AIM OF THE EXERCISE:
Copy out the whole listing exactly as written, leaving the pictures behind.

Start of DATA EXTRACT

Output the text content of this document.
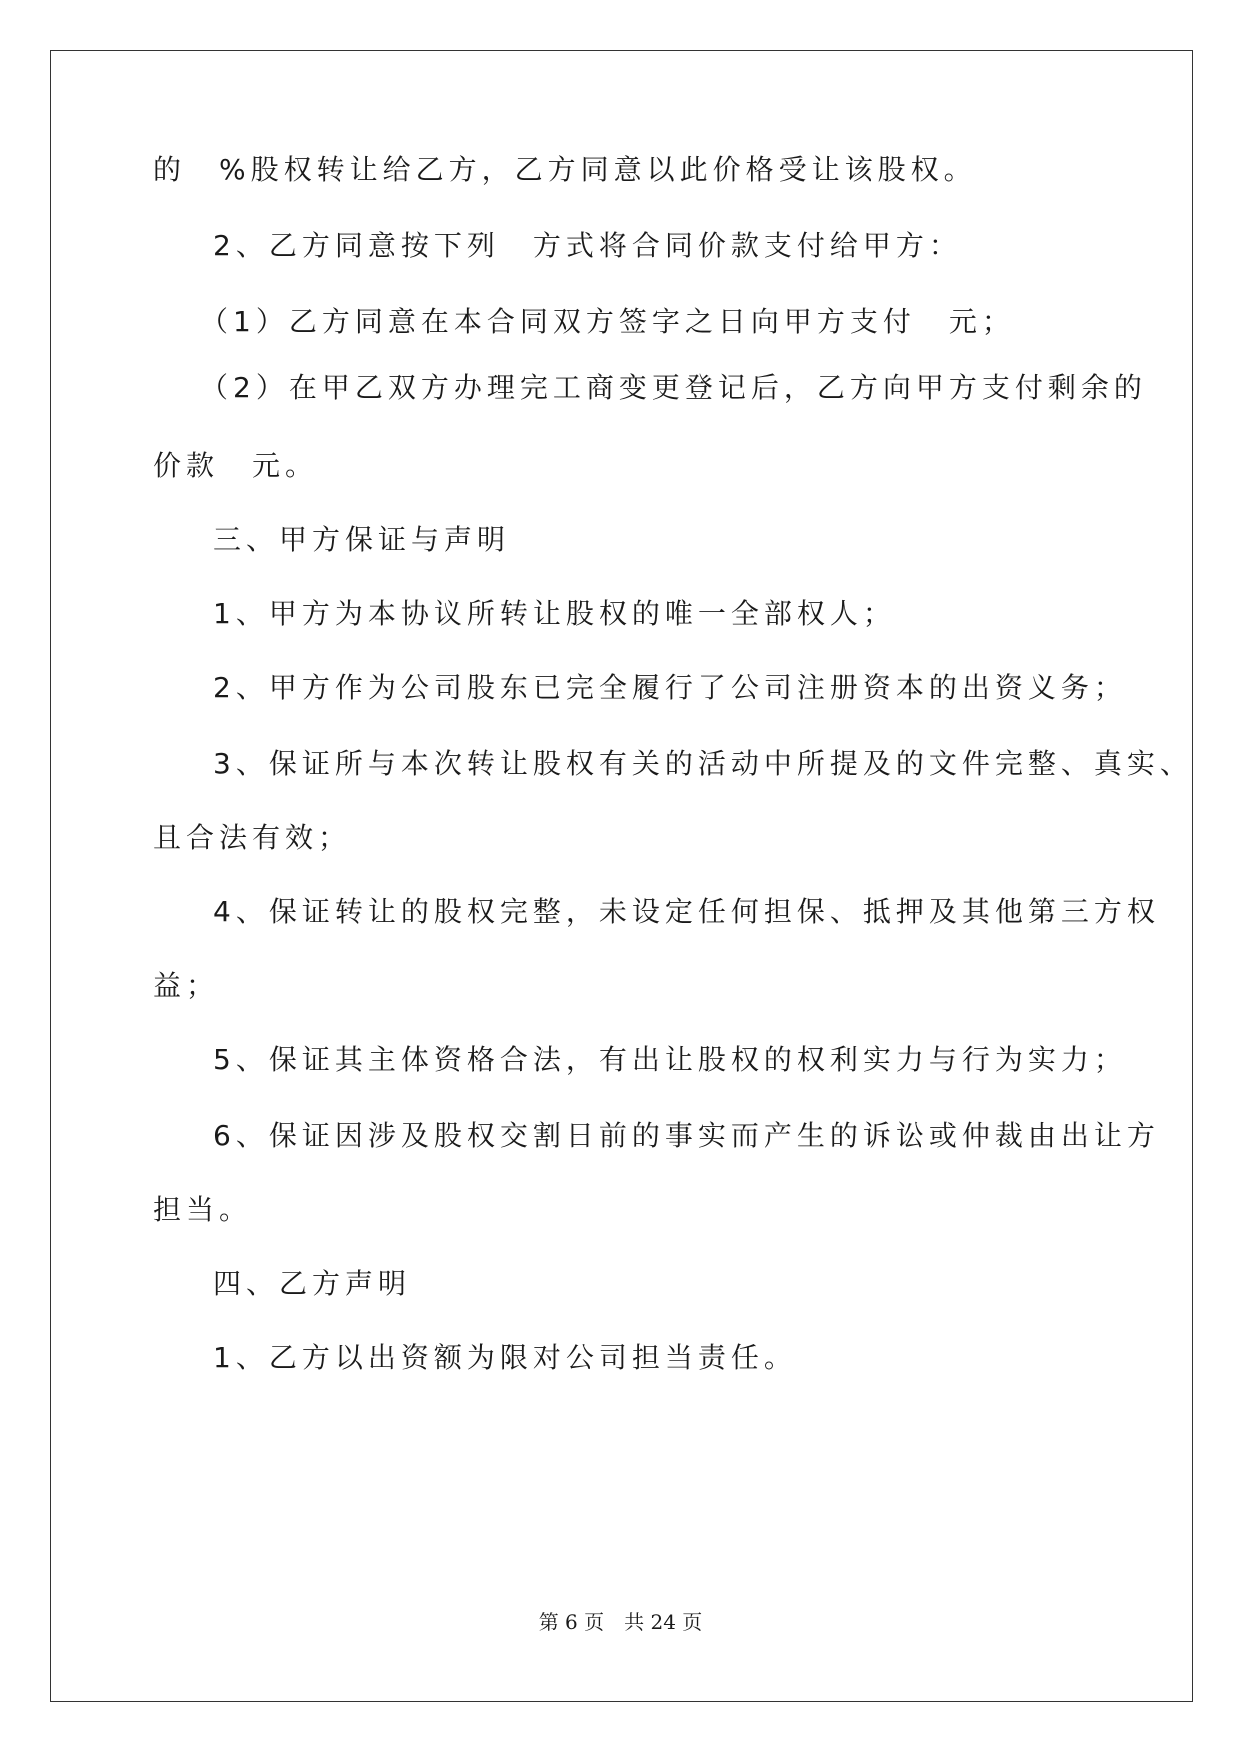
的　%股权转让给乙方，乙方同意以此价格受让该股权。
2、乙方同意按下列　方式将合同价款支付给甲方：
（1）乙方同意在本合同双方签字之日向甲方支付　元；
（2）在甲乙双方办理完工商变更登记后，乙方向甲方支付剩余的
价款　元。
三、甲方保证与声明
1、甲方为本协议所转让股权的唯一全部权人；
2、甲方作为公司股东已完全履行了公司注册资本的出资义务；
3、保证所与本次转让股权有关的活动中所提及的文件完整、真实、
且合法有效；
4、保证转让的股权完整，未设定任何担保、抵押及其他第三方权
益；
5、保证其主体资格合法，有出让股权的权利实力与行为实力；
6、保证因涉及股权交割日前的事实而产生的诉讼或仲裁由出让方
担当。
四、乙方声明
1、乙方以出资额为限对公司担当责任。
第 6 页　共 24 页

End of DATA EXTRACT

ANSWER FOR THE TASK:
Output the text content of this document.
的　%股权转让给乙方，乙方同意以此价格受让该股权。
2、乙方同意按下列　方式将合同价款支付给甲方：
（1）乙方同意在本合同双方签字之日向甲方支付　元；
（2）在甲乙双方办理完工商变更登记后，乙方向甲方支付剩余的
价款　元。
三、甲方保证与声明
1、甲方为本协议所转让股权的唯一全部权人；
2、甲方作为公司股东已完全履行了公司注册资本的出资义务；
3、保证所与本次转让股权有关的活动中所提及的文件完整、真实、
且合法有效；
4、保证转让的股权完整，未设定任何担保、抵押及其他第三方权
益；
5、保证其主体资格合法，有出让股权的权利实力与行为实力；
6、保证因涉及股权交割日前的事实而产生的诉讼或仲裁由出让方
担当。
四、乙方声明
1、乙方以出资额为限对公司担当责任。
第 6 页　共 24 页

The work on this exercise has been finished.